◆ Task instructions
Copy the items starting with the line containing "What elements are" and going on through the line containing "x-tick-label: 7/1/2015 — [442, 468, 452, 501]", changing every "repo-area-bar" to "repo-bar" and keeping everything else the same. Leave out the pictures.

◆ Items
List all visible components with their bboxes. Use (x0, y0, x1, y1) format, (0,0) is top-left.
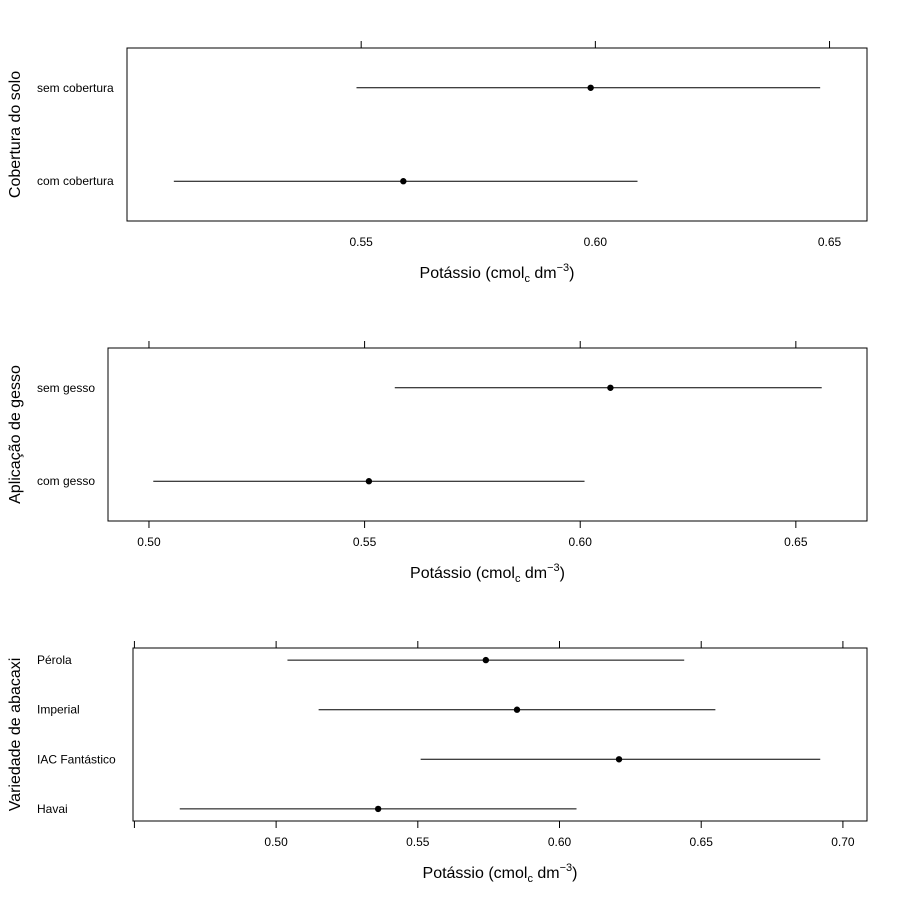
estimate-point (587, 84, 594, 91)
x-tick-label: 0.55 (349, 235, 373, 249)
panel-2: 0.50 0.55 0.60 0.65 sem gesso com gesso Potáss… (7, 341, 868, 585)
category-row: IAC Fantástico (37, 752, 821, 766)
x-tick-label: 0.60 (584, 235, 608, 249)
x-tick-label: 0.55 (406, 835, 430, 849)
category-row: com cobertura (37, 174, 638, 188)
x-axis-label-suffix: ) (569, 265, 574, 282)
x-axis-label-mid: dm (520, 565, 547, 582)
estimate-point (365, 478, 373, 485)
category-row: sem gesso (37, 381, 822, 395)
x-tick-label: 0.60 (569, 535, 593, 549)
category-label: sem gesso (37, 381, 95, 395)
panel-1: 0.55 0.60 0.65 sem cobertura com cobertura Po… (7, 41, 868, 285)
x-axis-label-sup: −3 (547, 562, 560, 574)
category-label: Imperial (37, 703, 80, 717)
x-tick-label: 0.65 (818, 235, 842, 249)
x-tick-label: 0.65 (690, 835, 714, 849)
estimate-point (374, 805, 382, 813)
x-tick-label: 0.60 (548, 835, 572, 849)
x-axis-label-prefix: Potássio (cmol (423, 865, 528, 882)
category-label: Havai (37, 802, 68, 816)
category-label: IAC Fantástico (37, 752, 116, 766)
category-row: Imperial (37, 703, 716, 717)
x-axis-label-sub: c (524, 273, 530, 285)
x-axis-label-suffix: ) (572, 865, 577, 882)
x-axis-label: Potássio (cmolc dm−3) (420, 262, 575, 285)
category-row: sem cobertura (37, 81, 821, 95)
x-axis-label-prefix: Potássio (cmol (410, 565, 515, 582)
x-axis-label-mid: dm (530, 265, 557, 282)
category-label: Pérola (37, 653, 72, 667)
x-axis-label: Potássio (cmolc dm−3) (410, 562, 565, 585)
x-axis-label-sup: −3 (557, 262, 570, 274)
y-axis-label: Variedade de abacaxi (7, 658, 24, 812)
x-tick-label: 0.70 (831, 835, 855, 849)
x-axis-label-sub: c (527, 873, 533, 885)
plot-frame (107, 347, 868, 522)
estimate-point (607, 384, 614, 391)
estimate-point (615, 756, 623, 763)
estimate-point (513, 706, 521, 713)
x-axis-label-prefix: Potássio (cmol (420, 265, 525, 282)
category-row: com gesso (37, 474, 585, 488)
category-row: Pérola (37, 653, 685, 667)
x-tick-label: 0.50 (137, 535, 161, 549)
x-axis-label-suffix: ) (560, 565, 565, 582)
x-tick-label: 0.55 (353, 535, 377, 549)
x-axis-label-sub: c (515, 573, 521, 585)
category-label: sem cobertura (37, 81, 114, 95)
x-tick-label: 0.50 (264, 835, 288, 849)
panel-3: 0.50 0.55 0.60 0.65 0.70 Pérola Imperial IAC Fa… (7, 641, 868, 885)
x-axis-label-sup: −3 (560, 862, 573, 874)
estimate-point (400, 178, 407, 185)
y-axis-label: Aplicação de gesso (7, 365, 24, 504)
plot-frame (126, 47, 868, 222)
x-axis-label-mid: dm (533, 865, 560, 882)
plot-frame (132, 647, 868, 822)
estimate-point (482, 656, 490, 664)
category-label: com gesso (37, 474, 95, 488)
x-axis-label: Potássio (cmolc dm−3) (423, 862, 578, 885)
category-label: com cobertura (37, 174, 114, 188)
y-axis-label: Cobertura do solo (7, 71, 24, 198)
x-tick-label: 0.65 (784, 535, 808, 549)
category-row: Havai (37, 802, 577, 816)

---

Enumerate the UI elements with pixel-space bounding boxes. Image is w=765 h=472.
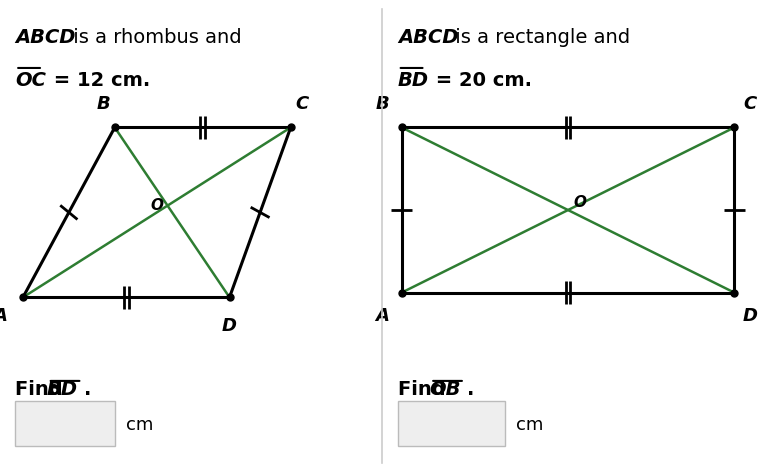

* * *

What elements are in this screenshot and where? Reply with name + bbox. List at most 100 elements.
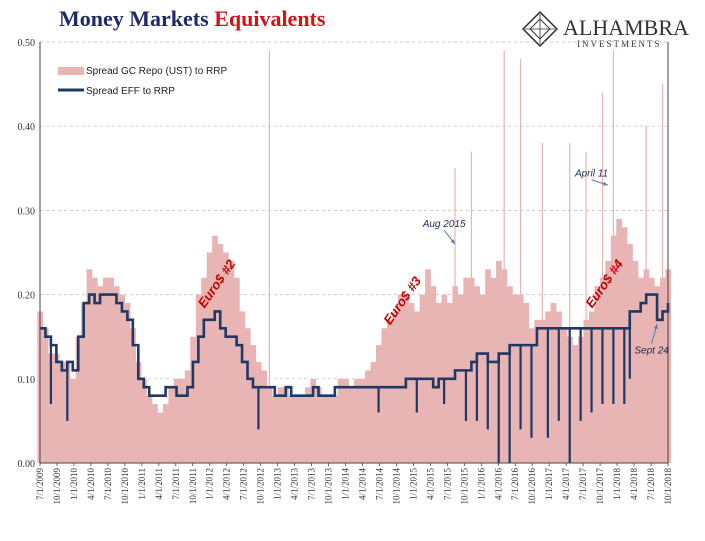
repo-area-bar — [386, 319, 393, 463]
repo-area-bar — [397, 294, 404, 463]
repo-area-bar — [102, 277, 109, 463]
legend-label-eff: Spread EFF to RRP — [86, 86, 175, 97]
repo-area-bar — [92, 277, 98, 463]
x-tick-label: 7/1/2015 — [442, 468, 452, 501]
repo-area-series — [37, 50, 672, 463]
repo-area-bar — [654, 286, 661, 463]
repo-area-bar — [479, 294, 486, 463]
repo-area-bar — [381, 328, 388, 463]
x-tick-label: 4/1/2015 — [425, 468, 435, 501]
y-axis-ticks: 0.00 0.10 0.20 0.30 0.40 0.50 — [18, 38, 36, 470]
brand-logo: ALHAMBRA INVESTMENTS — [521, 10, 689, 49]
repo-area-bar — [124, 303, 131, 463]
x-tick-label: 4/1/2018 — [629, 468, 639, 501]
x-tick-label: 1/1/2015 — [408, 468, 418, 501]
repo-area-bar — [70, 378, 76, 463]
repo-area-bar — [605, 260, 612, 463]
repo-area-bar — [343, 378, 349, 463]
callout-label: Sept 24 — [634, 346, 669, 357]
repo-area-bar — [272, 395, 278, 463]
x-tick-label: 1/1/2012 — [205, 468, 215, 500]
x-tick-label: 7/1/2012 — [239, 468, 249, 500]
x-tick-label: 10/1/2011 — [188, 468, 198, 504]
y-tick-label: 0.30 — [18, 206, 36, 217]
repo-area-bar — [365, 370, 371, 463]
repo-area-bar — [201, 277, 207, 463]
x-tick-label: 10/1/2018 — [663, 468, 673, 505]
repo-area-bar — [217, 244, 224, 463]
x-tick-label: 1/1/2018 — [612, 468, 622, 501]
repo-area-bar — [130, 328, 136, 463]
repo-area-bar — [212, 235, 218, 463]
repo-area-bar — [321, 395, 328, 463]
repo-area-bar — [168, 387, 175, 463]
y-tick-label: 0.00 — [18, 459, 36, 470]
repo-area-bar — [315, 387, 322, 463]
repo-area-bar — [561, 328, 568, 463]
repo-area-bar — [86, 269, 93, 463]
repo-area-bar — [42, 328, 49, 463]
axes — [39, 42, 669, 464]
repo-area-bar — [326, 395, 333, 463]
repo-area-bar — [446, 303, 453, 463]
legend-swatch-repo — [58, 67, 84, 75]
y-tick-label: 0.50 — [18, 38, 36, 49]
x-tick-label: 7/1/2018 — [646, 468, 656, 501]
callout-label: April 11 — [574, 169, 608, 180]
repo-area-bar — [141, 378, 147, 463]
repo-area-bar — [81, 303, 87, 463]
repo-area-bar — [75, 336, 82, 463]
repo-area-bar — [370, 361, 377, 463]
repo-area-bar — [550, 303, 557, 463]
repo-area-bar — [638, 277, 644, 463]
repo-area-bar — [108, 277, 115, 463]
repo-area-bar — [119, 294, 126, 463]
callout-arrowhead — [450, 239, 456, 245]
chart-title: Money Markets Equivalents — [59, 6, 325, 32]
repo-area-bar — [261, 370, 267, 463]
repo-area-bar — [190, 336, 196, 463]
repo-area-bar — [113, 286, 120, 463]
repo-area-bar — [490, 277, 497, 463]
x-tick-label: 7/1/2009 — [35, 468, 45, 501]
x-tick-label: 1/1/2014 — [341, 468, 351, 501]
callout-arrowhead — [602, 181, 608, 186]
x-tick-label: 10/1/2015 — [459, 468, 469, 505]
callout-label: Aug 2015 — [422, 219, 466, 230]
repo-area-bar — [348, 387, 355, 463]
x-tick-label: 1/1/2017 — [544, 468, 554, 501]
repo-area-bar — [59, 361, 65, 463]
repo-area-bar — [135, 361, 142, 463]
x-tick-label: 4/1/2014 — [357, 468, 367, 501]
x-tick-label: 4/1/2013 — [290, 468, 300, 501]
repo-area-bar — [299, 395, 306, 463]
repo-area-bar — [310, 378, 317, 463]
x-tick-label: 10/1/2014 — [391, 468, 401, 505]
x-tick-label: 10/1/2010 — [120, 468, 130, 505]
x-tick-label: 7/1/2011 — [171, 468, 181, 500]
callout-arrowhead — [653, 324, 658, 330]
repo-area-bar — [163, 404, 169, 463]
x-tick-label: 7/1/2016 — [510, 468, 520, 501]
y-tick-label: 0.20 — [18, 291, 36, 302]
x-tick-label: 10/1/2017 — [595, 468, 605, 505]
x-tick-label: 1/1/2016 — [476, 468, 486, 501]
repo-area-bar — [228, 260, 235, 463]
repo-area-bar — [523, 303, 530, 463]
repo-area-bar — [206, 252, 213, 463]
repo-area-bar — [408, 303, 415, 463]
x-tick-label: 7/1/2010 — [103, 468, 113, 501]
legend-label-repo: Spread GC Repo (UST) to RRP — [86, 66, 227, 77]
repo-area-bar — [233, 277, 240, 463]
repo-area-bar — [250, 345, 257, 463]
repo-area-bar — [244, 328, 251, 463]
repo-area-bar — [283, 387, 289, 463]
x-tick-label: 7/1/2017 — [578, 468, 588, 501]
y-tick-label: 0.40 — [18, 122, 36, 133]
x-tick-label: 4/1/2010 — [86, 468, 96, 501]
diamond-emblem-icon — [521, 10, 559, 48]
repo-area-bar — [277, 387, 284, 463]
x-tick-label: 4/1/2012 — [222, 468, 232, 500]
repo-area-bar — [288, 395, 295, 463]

◆ Result
What elements are in this screenshot and where? Reply with name + bbox. List at most 100 elements.
repo-bar — [386, 319, 393, 463]
repo-bar — [397, 294, 404, 463]
repo-bar — [102, 277, 109, 463]
legend-label-eff: Spread EFF to RRP — [86, 86, 175, 97]
repo-bar — [92, 277, 98, 463]
x-tick-label: 7/1/2015 — [442, 468, 452, 501]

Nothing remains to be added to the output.